* begin Dataset extract *
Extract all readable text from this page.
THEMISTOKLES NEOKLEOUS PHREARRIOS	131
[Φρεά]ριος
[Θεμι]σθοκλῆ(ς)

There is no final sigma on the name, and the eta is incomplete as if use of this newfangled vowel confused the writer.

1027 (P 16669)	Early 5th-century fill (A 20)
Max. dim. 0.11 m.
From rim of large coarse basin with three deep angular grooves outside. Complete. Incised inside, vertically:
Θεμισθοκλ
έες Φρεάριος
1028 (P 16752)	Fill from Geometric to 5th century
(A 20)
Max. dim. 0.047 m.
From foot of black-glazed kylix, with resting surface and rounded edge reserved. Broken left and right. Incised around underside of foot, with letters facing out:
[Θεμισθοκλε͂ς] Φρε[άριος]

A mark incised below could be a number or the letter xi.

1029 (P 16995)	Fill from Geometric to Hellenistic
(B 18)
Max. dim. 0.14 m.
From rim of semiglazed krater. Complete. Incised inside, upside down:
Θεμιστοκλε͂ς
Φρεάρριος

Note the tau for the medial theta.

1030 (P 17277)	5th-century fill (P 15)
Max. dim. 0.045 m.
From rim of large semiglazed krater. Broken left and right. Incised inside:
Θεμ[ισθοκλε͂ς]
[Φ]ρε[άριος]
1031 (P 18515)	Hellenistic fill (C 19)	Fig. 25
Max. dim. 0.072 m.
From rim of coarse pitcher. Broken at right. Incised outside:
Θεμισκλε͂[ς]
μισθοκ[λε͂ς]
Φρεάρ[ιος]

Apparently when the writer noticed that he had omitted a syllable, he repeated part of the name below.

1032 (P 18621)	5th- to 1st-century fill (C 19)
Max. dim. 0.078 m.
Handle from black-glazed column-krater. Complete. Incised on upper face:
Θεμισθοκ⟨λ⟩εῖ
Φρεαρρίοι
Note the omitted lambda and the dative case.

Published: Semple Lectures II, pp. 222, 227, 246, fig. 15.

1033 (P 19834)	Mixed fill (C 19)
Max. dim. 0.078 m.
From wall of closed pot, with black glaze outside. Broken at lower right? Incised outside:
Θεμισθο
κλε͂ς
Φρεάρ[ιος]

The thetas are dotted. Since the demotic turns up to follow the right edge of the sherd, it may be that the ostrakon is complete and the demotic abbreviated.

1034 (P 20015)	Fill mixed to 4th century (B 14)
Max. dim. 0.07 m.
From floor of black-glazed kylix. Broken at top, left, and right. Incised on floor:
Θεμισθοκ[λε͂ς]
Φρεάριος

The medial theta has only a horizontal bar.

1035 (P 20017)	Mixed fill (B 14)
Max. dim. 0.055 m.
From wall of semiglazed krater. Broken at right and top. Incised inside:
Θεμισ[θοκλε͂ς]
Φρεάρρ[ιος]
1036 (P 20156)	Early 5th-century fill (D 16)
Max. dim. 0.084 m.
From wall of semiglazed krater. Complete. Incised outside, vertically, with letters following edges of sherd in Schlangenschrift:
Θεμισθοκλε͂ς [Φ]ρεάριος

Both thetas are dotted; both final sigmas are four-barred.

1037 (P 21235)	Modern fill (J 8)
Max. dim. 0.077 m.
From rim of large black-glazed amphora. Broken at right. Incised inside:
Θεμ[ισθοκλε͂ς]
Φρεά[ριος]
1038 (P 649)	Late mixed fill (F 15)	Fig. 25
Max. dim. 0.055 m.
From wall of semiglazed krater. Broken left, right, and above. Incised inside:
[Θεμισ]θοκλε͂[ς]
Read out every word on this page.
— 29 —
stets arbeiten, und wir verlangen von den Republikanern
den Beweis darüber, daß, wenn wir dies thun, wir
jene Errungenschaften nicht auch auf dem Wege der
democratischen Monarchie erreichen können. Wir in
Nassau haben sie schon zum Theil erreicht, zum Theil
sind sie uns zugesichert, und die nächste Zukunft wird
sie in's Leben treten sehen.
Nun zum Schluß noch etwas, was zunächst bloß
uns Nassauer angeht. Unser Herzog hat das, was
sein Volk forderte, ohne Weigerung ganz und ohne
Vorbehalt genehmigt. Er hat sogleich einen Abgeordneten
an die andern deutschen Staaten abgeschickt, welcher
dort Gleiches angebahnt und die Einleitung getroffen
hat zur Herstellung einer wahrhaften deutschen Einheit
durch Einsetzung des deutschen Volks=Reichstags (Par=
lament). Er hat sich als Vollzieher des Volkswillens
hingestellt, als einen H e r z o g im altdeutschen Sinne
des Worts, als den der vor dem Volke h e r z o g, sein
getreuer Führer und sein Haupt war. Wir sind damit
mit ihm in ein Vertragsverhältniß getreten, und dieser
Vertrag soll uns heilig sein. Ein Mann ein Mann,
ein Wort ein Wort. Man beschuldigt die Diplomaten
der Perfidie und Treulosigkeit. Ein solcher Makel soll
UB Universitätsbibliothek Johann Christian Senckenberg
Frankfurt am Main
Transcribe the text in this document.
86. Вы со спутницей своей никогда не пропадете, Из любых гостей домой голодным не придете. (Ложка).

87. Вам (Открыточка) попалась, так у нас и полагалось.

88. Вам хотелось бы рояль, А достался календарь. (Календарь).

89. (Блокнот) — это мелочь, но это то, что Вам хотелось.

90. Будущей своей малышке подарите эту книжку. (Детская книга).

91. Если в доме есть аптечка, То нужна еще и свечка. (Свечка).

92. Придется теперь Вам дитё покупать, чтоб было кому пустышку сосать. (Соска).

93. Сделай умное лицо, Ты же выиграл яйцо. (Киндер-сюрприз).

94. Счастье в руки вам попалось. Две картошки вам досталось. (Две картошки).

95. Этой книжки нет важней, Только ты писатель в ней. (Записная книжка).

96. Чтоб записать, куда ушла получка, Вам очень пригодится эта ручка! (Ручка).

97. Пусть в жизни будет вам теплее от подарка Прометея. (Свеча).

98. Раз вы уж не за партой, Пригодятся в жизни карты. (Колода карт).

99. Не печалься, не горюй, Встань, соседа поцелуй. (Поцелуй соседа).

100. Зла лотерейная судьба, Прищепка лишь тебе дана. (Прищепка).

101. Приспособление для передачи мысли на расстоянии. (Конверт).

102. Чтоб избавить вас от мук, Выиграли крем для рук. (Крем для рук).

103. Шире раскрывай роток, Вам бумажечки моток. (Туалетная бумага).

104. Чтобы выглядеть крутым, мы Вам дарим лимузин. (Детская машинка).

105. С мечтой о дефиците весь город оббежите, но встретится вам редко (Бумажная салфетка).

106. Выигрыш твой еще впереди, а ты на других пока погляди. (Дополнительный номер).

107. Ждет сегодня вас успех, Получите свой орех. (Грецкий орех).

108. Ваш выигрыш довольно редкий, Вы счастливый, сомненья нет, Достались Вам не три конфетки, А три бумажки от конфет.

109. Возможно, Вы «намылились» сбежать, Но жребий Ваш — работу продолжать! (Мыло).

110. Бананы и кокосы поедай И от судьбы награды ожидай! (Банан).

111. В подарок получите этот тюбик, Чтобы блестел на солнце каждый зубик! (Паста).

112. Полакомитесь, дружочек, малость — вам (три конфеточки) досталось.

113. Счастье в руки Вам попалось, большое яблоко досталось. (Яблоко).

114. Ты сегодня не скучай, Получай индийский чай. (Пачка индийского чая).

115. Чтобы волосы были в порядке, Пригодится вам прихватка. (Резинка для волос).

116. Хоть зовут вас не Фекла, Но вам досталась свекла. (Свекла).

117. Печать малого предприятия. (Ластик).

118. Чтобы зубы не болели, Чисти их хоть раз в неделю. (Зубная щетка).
* end Dataset extract *
Report all lines of the data above that include the string "жизни".

97. Пусть в жизни будет вам теплее от подарка Прометея. (Свеча).
98. Раз вы уж не за партой, Пригодятся в жизни карты. (Колода карт).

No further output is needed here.